START Record set

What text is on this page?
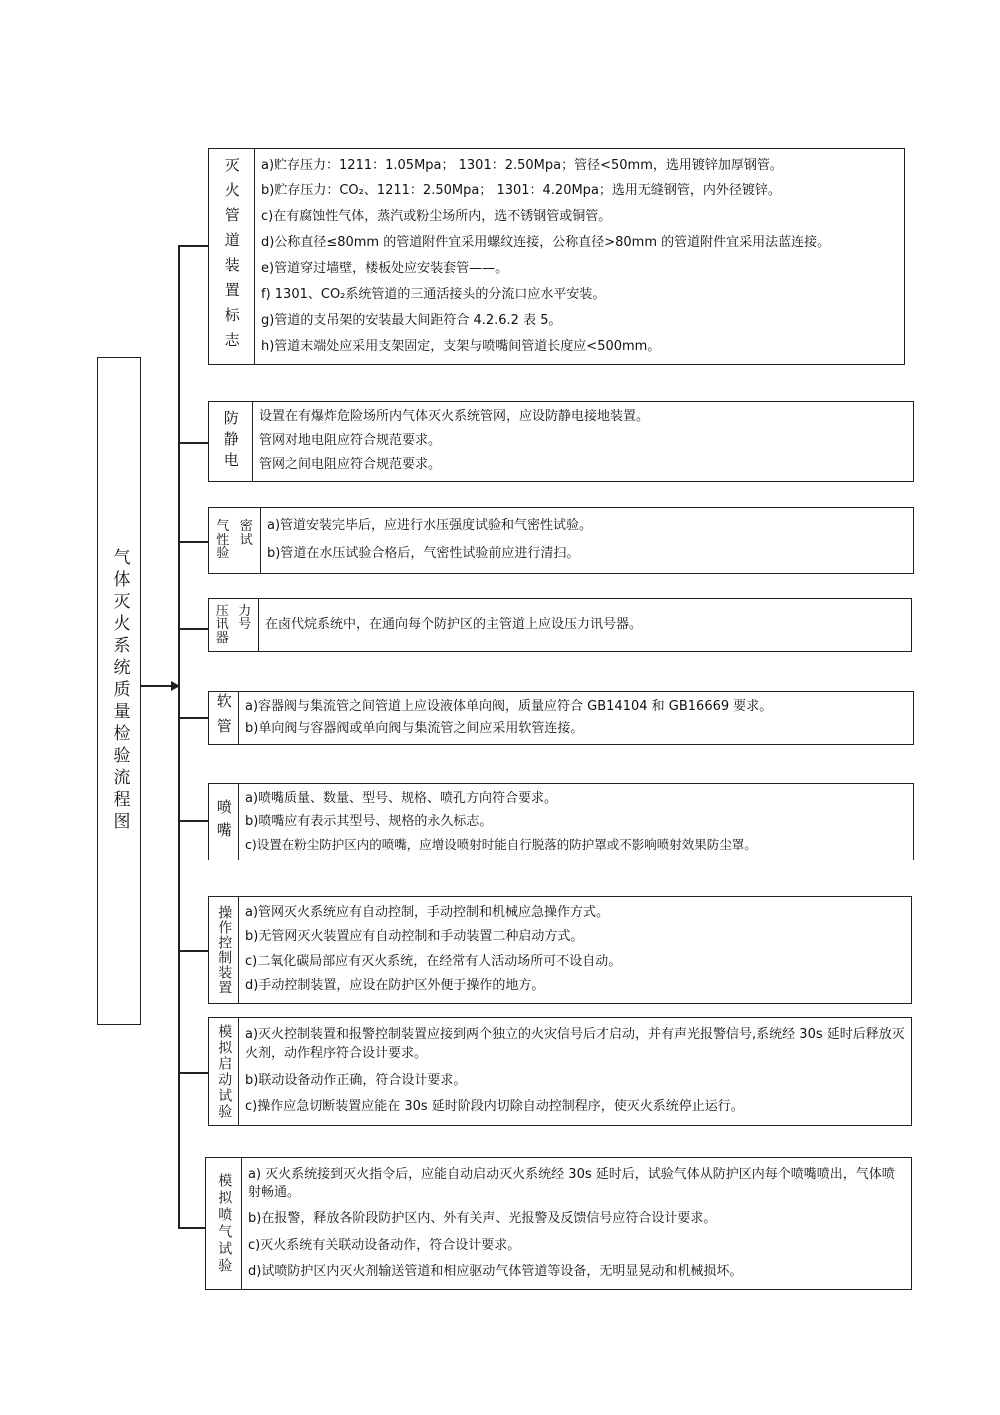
气体灭火系统质量检验流程图
灭火管道装置标志 a)贮存压力：1211：1.05Mpa； 1301：2.50Mpa；管径<50mm，选用镀锌加厚钢管。
b)贮存压力：CO₂、1211：2.50Mpa； 1301：4.20Mpa；选用无缝钢管，内外径镀锌。
c)在有腐蚀性气体，蒸汽或粉尘场所内，选不锈钢管或铜管。
d)公称直径≤80mm 的管道附件宜采用螺纹连接，公称直径>80mm 的管道附件宜采用法蓝连接。
e)管道穿过墙壁，楼板处应安装套管——。
f) 1301、CO₂系统管道的三通活接头的分流口应水平安装。
g)管道的支吊架的安装最大间距符合 4.2.6.2 表 5。
h)管道末端处应采用支架固定，支架与喷嘴间管道长度应<500mm。
防静电 设置在有爆炸危险场所内气体灭火系统管网，应设防静电接地装置。
管网对地电阻应符合规范要求。
管网之间电阻应符合规范要求。
气 密
性 试
验
a)管道安装完毕后，应进行水压强度试验和气密性试验。
b)管道在水压试验合格后，气密性试验前应进行清扫。
压 力
讯 号
器
在卤代烷系统中，在通向每个防护区的主管道上应设压力讯号器。
软管 a)容器阀与集流管之间管道上应设液体单向阀，质量应符合 GB14104 和 GB16669 要求。
b)单向阀与容器阀或单向阀与集流管之间应采用软管连接。
喷嘴
a)喷嘴质量、数量、型号、规格、喷孔方向符合要求。
b)喷嘴应有表示其型号、规格的永久标志。
c)设置在粉尘防护区内的喷嘴，应增设喷射时能自行脱落的防护罩或不影响喷射效果防尘罩。
操作控制装置 a)管网灭火系统应有自动控制，手动控制和机械应急操作方式。
b)无管网灭火装置应有自动控制和手动装置二种启动方式。
c)二氧化碳局部应有灭火系统，在经常有人活动场所可不设自动。
d)手动控制装置，应设在防护区外便于操作的地方。
模拟启动试验 a)灭火控制装置和报警控制装置应接到两个独立的火灾信号后才启动，并有声光报警信号,系统经 30s 延时后释放灭火剂，动作程序符合设计要求。
b)联动设备动作正确，符合设计要求。
c)操作应急切断装置应能在 30s 延时阶段内切除自动控制程序，使灭火系统停止运行。
模拟喷气试验 a) 灭火系统接到灭火指令后，应能自动启动灭火系统经 30s 延时后，试验气体从防护区内每个喷嘴喷出，气体喷射畅通。
b)在报警，释放各阶段防护区内、外有关声、光报警及反馈信号应符合设计要求。
c)灭火系统有关联动设备动作，符合设计要求。
d)试喷防护区内灭火剂输送管道和相应驱动气体管道等设备，无明显晃动和机械损坏。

END Record set

Identify the lines in the entries that hold "贮存压力" and return each one.

▶ Exercise solution
灭火管道装置标志 a)贮存压力：1211：1.05Mpa； 1301：2.50Mpa；管径<50mm，选用镀锌加厚钢管。
b)贮存压力：CO₂、1211：2.50Mpa； 1301：4.20Mpa；选用无缝钢管，内外径镀锌。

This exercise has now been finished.